>> begin Information supplied

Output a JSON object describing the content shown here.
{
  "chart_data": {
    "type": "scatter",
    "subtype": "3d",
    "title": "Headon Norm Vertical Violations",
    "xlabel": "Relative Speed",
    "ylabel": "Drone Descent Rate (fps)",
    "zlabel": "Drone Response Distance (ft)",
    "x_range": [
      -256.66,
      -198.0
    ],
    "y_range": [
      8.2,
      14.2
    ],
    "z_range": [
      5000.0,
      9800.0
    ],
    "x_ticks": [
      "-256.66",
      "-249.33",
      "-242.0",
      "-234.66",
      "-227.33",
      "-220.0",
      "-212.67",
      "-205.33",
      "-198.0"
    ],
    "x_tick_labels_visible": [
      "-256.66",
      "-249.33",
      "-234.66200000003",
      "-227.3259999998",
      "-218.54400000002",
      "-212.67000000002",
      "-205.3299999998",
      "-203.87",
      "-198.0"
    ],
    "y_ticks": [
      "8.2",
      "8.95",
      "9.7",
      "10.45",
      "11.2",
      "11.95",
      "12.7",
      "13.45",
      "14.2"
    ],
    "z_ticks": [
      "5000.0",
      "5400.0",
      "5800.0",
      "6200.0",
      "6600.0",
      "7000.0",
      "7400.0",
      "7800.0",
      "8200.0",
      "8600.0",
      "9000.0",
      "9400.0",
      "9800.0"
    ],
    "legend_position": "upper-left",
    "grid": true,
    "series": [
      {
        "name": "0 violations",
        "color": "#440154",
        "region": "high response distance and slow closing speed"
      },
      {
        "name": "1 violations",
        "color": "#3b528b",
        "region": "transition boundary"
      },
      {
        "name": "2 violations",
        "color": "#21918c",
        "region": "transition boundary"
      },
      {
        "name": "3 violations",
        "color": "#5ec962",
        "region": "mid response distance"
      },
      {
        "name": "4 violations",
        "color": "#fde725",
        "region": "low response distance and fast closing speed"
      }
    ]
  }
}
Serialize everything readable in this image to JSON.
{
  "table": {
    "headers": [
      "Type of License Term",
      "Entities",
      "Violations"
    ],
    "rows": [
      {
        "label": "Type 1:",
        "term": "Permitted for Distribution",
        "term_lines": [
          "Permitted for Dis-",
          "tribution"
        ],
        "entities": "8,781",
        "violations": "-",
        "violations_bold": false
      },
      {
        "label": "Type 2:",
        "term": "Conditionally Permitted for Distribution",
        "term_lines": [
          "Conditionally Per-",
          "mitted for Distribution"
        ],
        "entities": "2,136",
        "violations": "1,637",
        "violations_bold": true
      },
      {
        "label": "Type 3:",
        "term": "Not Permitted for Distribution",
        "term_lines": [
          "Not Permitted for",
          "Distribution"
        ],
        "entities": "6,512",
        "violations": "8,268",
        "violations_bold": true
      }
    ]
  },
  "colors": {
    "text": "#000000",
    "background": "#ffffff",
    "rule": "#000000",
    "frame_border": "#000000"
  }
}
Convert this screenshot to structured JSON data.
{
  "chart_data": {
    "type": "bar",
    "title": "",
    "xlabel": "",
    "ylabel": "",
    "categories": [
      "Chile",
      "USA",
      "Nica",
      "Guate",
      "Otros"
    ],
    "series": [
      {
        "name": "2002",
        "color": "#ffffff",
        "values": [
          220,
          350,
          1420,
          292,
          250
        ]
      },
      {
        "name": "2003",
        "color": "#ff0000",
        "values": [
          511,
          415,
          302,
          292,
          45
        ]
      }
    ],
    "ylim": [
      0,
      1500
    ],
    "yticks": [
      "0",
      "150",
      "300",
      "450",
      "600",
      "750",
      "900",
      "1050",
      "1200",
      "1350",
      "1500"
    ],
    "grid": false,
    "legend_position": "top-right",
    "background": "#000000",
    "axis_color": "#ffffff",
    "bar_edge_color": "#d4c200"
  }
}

>> end Information supplied

Repeat only the stretch of lines that begins at the line containing "Convert this screenshot" and ends at the last line above, both included.

Convert this screenshot to structured JSON data.
{
  "chart_data": {
    "type": "bar",
    "title": "",
    "xlabel": "",
    "ylabel": "",
    "categories": [
      "Chile",
      "USA",
      "Nica",
      "Guate",
      "Otros"
    ],
    "series": [
      {
        "name": "2002",
        "color": "#ffffff",
        "values": [
          220,
          350,
          1420,
          292,
          250
        ]
      },
      {
        "name": "2003",
        "color": "#ff0000",
        "values": [
          511,
          415,
          302,
          292,
          45
        ]
      }
    ],
    "ylim": [
      0,
      1500
    ],
    "yticks": [
      "0",
      "150",
      "300",
      "450",
      "600",
      "750",
      "900",
      "1050",
      "1200",
      "1350",
      "1500"
    ],
    "grid": false,
    "legend_position": "top-right",
    "background": "#000000",
    "axis_color": "#ffffff",
    "bar_edge_color": "#d4c200"
  }
}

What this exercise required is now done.